- [Work to be completed]:
Copy out each line that mentions the word "estimated".

# start of Supplied data

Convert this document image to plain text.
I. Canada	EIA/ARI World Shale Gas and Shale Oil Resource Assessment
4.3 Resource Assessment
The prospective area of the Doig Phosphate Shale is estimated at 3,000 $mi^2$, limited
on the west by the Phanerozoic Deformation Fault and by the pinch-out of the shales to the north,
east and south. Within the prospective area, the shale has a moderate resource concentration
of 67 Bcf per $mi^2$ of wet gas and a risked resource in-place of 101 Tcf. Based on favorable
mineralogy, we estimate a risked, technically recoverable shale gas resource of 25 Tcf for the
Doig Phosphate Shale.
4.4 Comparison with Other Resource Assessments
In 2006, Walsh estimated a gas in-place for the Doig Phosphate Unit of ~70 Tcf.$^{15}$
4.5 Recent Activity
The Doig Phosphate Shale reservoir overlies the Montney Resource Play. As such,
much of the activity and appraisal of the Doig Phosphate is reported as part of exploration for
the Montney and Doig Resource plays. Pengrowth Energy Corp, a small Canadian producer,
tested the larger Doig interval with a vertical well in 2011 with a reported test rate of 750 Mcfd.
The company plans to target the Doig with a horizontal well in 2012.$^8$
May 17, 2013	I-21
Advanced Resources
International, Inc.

# end of Supplied data

- [Task output]:
The prospective area of the Doig Phosphate Shale is estimated at 3,000 $mi^2$, limited
In 2006, Walsh estimated a gas in-place for the Doig Phosphate Unit of ~70 Tcf.$^{15}$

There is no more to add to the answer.